THE EXERCISE
Select the lines below containing the word "后天下之乐而乐".

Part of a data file
---+---
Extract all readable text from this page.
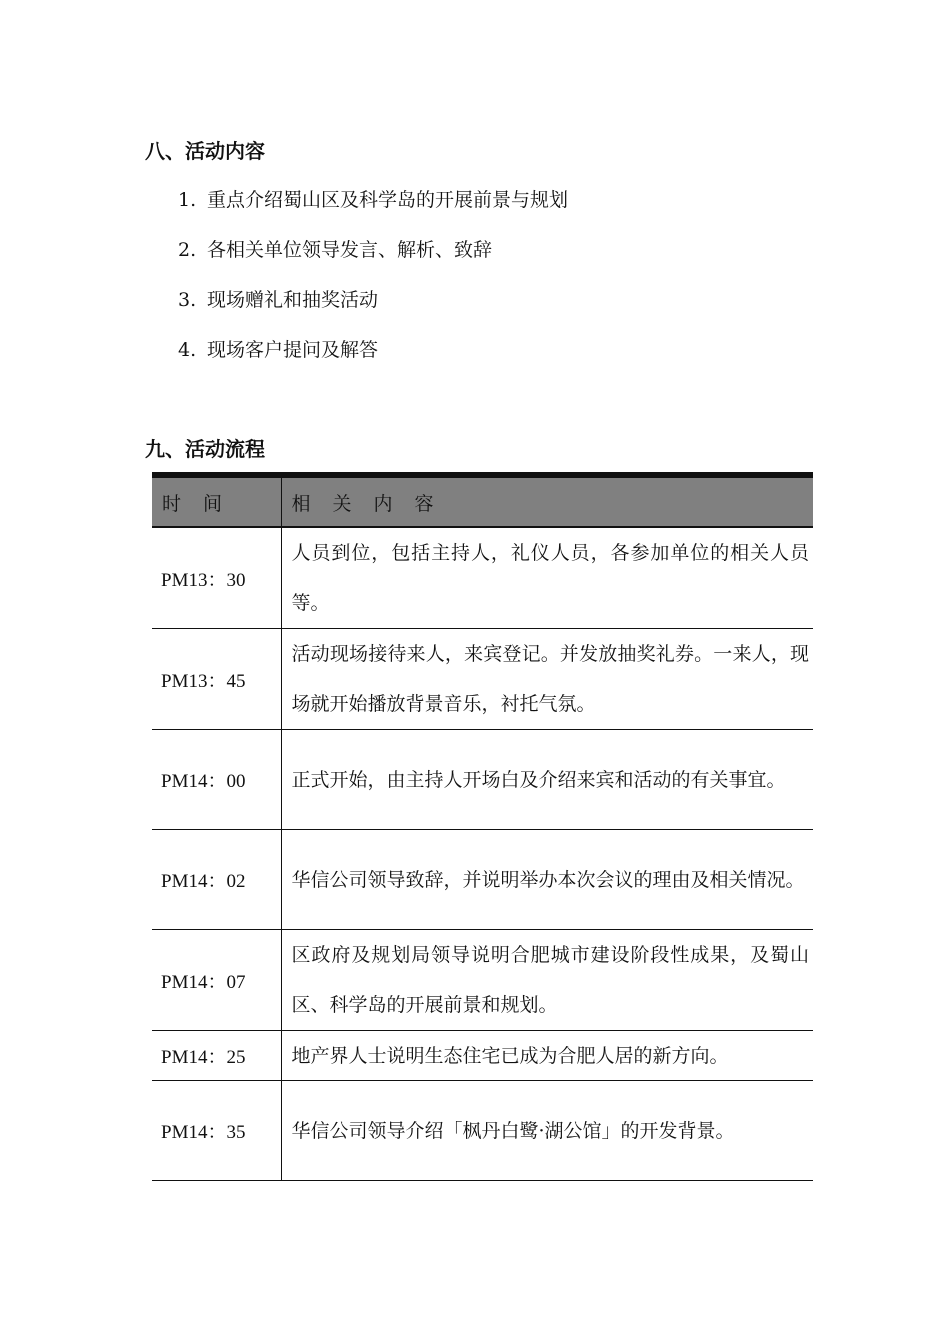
八、活动内容
1. 重点介绍蜀山区及科学岛的开展前景与规划
2. 各相关单位领导发言、解析、致辞
3. 现场赠礼和抽奖活动
4. 现场客户提问及解答
九、活动流程
时间	相关内容
PM13：30	人员到位，包括主持人，礼仪人员，各参加单位的相关人员等。
PM13：45	活动现场接待来人，来宾登记。并发放抽奖礼券。一来人，现场就开始播放背景音乐，衬托气氛。
PM14：00	正式开始，由主持人开场白及介绍来宾和活动的有关事宜。
PM14：02	华信公司领导致辞，并说明举办本次会议的理由及相关情况。
PM14：07	区政府及规划局领导说明合肥城市建设阶段性成果，及蜀山区、科学岛的开展前景和规划。
PM14：25	地产界人士说明生态住宅已成为合肥人居的新方向。
PM14：35	华信公司领导介绍「枫丹白鹭·湖公馆」的开发背景。
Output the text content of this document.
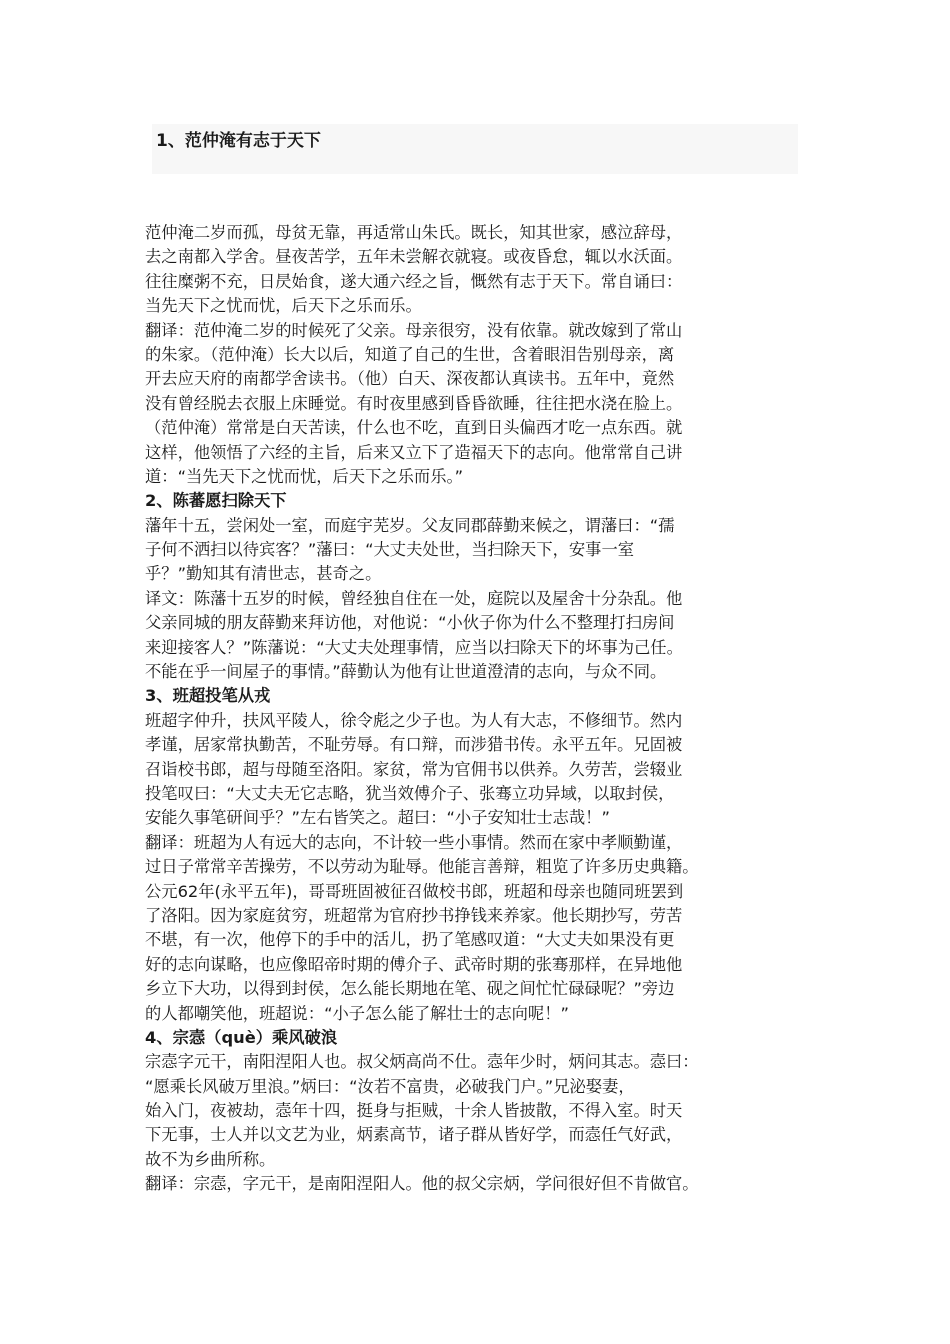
1、范仲淹有志于天下
范仲淹二岁而孤，母贫无靠，再适常山朱氏。既长，知其世家，感泣辞母，
去之南都入学舍。昼夜苦学，五年未尝解衣就寝。或夜昏怠，辄以水沃面。
往往糜粥不充，日昃始食，遂大通六经之旨，慨然有志于天下。常自诵曰：
当先天下之忧而忧，后天下之乐而乐。
翻译：范仲淹二岁的时候死了父亲。母亲很穷，没有依靠。就改嫁到了常山
的朱家。（范仲淹）长大以后，知道了自己的生世，含着眼泪告别母亲，离
开去应天府的南都学舍读书。（他）白天、深夜都认真读书。五年中，竟然
没有曾经脱去衣服上床睡觉。有时夜里感到昏昏欲睡，往往把水浇在脸上。
（范仲淹）常常是白天苦读，什么也不吃，直到日头偏西才吃一点东西。就
这样，他领悟了六经的主旨，后来又立下了造福天下的志向。他常常自己讲
道：“当先天下之忧而忧，后天下之乐而乐。”
2、陈蕃愿扫除天下
藩年十五，尝闲处一室，而庭宇芜岁。父友同郡薛勤来候之，谓藩曰：“孺
子何不洒扫以待宾客？”藩曰：“大丈夫处世，当扫除天下，安事一室
乎？”勤知其有清世志，甚奇之。
译文：陈藩十五岁的时候，曾经独自住在一处，庭院以及屋舍十分杂乱。他
父亲同城的朋友薛勤来拜访他，对他说：“小伙子你为什么不整理打扫房间
来迎接客人？”陈藩说：“大丈夫处理事情，应当以扫除天下的坏事为己任。
不能在乎一间屋子的事情。”薛勤认为他有让世道澄清的志向，与众不同。
3、班超投笔从戎
班超字仲升，扶风平陵人，徐令彪之少子也。为人有大志，不修细节。然内
孝谨，居家常执勤苦，不耻劳辱。有口辩，而涉猎书传。永平五年。兄固被
召诣校书郎，超与母随至洛阳。家贫，常为官佣书以供养。久劳苦，尝辍业
投笔叹曰：“大丈夫无它志略，犹当效傅介子、张骞立功异域，以取封侯，
安能久事笔研间乎？”左右皆笑之。超曰：“小子安知壮士志哉！”
翻译：班超为人有远大的志向，不计较一些小事情。然而在家中孝顺勤谨，
过日子常常辛苦操劳，不以劳动为耻辱。他能言善辩，粗览了许多历史典籍。
公元62年(永平五年)，哥哥班固被征召做校书郎，班超和母亲也随同班罢到
了洛阳。因为家庭贫穷，班超常为官府抄书挣钱来养家。他长期抄写，劳苦
不堪，有一次，他停下的手中的活儿，扔了笔感叹道：“大丈夫如果没有更
好的志向谋略，也应像昭帝时期的傅介子、武帝时期的张骞那样，在异地他
乡立下大功，以得到封侯，怎么能长期地在笔、砚之间忙忙碌碌呢？”旁边
的人都嘲笑他，班超说：“小子怎么能了解壮士的志向呢！”
4、宗悫（què）乘风破浪
宗悫字元干，南阳涅阳人也。叔父炳高尚不仕。悫年少时，炳问其志。悫曰：
“愿乘长风破万里浪。”炳曰：“汝若不富贵，必破我门户。”兄泌娶妻，
始入门，夜被劫，悫年十四，挺身与拒贼，十余人皆披散，不得入室。时天
下无事，士人并以文艺为业，炳素高节，诸子群从皆好学，而悫任气好武，
故不为乡曲所称。
翻译：宗悫，字元干，是南阳涅阳人。他的叔父宗炳，学问很好但不肯做官。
---+---
OUTPUT BELOW
当先天下之忧而忧，后天下之乐而乐。
道：“当先天下之忧而忧，后天下之乐而乐。”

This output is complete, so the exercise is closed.